Input rows
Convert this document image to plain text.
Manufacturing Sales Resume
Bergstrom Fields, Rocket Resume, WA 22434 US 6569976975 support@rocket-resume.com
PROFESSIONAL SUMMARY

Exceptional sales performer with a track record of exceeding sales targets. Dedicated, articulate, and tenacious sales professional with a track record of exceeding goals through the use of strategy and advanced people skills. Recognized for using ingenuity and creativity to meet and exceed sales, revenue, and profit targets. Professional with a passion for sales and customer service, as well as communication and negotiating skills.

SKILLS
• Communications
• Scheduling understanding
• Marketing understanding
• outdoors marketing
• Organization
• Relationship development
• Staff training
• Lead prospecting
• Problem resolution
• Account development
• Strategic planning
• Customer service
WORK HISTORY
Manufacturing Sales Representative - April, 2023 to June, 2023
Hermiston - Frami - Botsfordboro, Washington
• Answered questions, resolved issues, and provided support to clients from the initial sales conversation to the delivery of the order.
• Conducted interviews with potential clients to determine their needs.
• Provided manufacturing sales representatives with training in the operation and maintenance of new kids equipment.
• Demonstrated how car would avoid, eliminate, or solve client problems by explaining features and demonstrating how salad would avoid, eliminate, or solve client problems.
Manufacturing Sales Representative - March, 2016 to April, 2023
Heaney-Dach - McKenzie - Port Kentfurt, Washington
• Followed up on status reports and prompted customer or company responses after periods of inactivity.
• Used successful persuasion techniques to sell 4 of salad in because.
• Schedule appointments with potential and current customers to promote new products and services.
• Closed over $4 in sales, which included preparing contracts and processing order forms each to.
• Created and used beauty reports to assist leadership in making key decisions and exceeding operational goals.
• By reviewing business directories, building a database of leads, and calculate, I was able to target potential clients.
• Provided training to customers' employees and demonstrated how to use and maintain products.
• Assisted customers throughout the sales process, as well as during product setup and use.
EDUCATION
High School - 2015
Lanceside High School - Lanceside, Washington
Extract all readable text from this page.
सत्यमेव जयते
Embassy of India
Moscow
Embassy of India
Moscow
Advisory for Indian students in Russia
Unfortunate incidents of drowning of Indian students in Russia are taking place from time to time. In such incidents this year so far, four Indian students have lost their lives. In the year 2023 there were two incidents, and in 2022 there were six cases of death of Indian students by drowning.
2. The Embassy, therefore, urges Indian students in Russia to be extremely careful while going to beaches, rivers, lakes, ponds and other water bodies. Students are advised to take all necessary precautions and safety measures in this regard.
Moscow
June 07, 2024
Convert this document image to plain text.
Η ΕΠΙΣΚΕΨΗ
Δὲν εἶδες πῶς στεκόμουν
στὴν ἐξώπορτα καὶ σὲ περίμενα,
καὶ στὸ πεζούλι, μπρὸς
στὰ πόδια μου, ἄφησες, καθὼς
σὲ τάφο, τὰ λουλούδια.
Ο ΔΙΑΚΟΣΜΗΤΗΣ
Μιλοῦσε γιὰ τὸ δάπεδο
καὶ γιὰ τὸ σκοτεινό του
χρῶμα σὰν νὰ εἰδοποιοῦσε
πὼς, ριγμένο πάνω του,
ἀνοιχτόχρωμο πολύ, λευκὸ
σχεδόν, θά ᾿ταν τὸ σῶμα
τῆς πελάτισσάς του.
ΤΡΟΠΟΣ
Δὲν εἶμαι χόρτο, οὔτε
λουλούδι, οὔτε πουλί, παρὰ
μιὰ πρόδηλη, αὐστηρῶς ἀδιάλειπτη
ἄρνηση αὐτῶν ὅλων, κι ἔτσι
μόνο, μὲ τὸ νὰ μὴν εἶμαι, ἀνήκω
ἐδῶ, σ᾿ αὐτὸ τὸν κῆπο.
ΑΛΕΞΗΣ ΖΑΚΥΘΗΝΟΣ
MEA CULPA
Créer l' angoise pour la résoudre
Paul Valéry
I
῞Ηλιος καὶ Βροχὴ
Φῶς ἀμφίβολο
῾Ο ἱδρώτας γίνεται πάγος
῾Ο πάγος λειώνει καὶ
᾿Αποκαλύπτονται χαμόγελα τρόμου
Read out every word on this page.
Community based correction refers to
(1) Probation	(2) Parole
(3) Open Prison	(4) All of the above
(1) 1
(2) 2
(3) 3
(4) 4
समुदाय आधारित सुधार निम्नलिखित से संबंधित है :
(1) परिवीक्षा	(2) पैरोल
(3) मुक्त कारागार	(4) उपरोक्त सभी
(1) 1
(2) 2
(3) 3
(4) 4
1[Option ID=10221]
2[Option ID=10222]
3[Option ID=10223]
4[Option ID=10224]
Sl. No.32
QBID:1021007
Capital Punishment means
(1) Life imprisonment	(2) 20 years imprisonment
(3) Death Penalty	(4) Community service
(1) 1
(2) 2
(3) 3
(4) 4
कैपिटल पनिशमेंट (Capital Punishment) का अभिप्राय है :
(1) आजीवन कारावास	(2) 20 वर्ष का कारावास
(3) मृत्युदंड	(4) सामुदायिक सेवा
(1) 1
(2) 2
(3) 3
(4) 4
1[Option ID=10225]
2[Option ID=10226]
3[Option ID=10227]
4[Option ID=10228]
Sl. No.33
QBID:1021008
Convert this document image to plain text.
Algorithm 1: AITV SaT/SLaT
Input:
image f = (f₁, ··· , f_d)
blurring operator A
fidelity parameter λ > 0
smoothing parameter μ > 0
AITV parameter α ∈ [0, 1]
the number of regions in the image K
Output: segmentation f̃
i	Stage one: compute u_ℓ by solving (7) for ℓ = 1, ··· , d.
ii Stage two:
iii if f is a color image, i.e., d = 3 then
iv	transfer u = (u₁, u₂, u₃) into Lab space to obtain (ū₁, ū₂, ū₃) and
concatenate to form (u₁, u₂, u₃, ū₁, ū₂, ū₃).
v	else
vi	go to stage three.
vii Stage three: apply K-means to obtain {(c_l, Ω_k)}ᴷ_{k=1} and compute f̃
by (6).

What to produce
Reproduce every line of the data verbatim.

Written reply
Convert this document image to plain text.
Manufacturing Sales Resume
Bergstrom Fields, Rocket Resume, WA 22434 US 6569976975 support@rocket-resume.com
PROFESSIONAL SUMMARY

Exceptional sales performer with a track record of exceeding sales targets. Dedicated, articulate, and tenacious sales professional with a track record of exceeding goals through the use of strategy and advanced people skills. Recognized for using ingenuity and creativity to meet and exceed sales, revenue, and profit targets. Professional with a passion for sales and customer service, as well as communication and negotiating skills.

SKILLS
• Communications
• Scheduling understanding
• Marketing understanding
• outdoors marketing
• Organization
• Relationship development
• Staff training
• Lead prospecting
• Problem resolution
• Account development
• Strategic planning
• Customer service
WORK HISTORY
Manufacturing Sales Representative - April, 2023 to June, 2023
Hermiston - Frami - Botsfordboro, Washington
• Answered questions, resolved issues, and provided support to clients from the initial sales conversation to the delivery of the order.
• Conducted interviews with potential clients to determine their needs.
• Provided manufacturing sales representatives with training in the operation and maintenance of new kids equipment.
• Demonstrated how car would avoid, eliminate, or solve client problems by explaining features and demonstrating how salad would avoid, eliminate, or solve client problems.
Manufacturing Sales Representative - March, 2016 to April, 2023
Heaney-Dach - McKenzie - Port Kentfurt, Washington
• Followed up on status reports and prompted customer or company responses after periods of inactivity.
• Used successful persuasion techniques to sell 4 of salad in because.
• Schedule appointments with potential and current customers to promote new products and services.
• Closed over $4 in sales, which included preparing contracts and processing order forms each to.
• Created and used beauty reports to assist leadership in making key decisions and exceeding operational goals.
• By reviewing business directories, building a database of leads, and calculate, I was able to target potential clients.
• Provided training to customers' employees and demonstrated how to use and maintain products.
• Assisted customers throughout the sales process, as well as during product setup and use.
EDUCATION
High School - 2015
Lanceside High School - Lanceside, Washington
Extract all readable text from this page.
सत्यमेव जयते
Embassy of India
Moscow
Embassy of India
Moscow
Advisory for Indian students in Russia
Unfortunate incidents of drowning of Indian students in Russia are taking place from time to time. In such incidents this year so far, four Indian students have lost their lives. In the year 2023 there were two incidents, and in 2022 there were six cases of death of Indian students by drowning.
2. The Embassy, therefore, urges Indian students in Russia to be extremely careful while going to beaches, rivers, lakes, ponds and other water bodies. Students are advised to take all necessary precautions and safety measures in this regard.
Moscow
June 07, 2024
Convert this document image to plain text.
Η ΕΠΙΣΚΕΨΗ
Δὲν εἶδες πῶς στεκόμουν
στὴν ἐξώπορτα καὶ σὲ περίμενα,
καὶ στὸ πεζούλι, μπρὸς
στὰ πόδια μου, ἄφησες, καθὼς
σὲ τάφο, τὰ λουλούδια.
Ο ΔΙΑΚΟΣΜΗΤΗΣ
Μιλοῦσε γιὰ τὸ δάπεδο
καὶ γιὰ τὸ σκοτεινό του
χρῶμα σὰν νὰ εἰδοποιοῦσε
πὼς, ριγμένο πάνω του,
ἀνοιχτόχρωμο πολύ, λευκὸ
σχεδόν, θά ᾿ταν τὸ σῶμα
τῆς πελάτισσάς του.
ΤΡΟΠΟΣ
Δὲν εἶμαι χόρτο, οὔτε
λουλούδι, οὔτε πουλί, παρὰ
μιὰ πρόδηλη, αὐστηρῶς ἀδιάλειπτη
ἄρνηση αὐτῶν ὅλων, κι ἔτσι
μόνο, μὲ τὸ νὰ μὴν εἶμαι, ἀνήκω
ἐδῶ, σ᾿ αὐτὸ τὸν κῆπο.
ΑΛΕΞΗΣ ΖΑΚΥΘΗΝΟΣ
MEA CULPA
Créer l' angoise pour la résoudre
Paul Valéry
I
῞Ηλιος καὶ Βροχὴ
Φῶς ἀμφίβολο
῾Ο ἱδρώτας γίνεται πάγος
῾Ο πάγος λειώνει καὶ
᾿Αποκαλύπτονται χαμόγελα τρόμου
Read out every word on this page.
Community based correction refers to
(1) Probation	(2) Parole
(3) Open Prison	(4) All of the above
(1) 1
(2) 2
(3) 3
(4) 4
समुदाय आधारित सुधार निम्नलिखित से संबंधित है :
(1) परिवीक्षा	(2) पैरोल
(3) मुक्त कारागार	(4) उपरोक्त सभी
(1) 1
(2) 2
(3) 3
(4) 4
1[Option ID=10221]
2[Option ID=10222]
3[Option ID=10223]
4[Option ID=10224]
Sl. No.32
QBID:1021007
Capital Punishment means
(1) Life imprisonment	(2) 20 years imprisonment
(3) Death Penalty	(4) Community service
(1) 1
(2) 2
(3) 3
(4) 4
कैपिटल पनिशमेंट (Capital Punishment) का अभिप्राय है :
(1) आजीवन कारावास	(2) 20 वर्ष का कारावास
(3) मृत्युदंड	(4) सामुदायिक सेवा
(1) 1
(2) 2
(3) 3
(4) 4
1[Option ID=10225]
2[Option ID=10226]
3[Option ID=10227]
4[Option ID=10228]
Sl. No.33
QBID:1021008
Convert this document image to plain text.
Algorithm 1: AITV SaT/SLaT
Input:
image f = (f₁, ··· , f_d)
blurring operator A
fidelity parameter λ > 0
smoothing parameter μ > 0
AITV parameter α ∈ [0, 1]
the number of regions in the image K
Output: segmentation f̃
i	Stage one: compute u_ℓ by solving (7) for ℓ = 1, ··· , d.
ii Stage two:
iii if f is a color image, i.e., d = 3 then
iv	transfer u = (u₁, u₂, u₃) into Lab space to obtain (ū₁, ū₂, ū₃) and
concatenate to form (u₁, u₂, u₃, ū₁, ū₂, ū₃).
v	else
vi	go to stage three.
vii Stage three: apply K-means to obtain {(c_l, Ω_k)}ᴷ_{k=1} and compute f̃
by (6).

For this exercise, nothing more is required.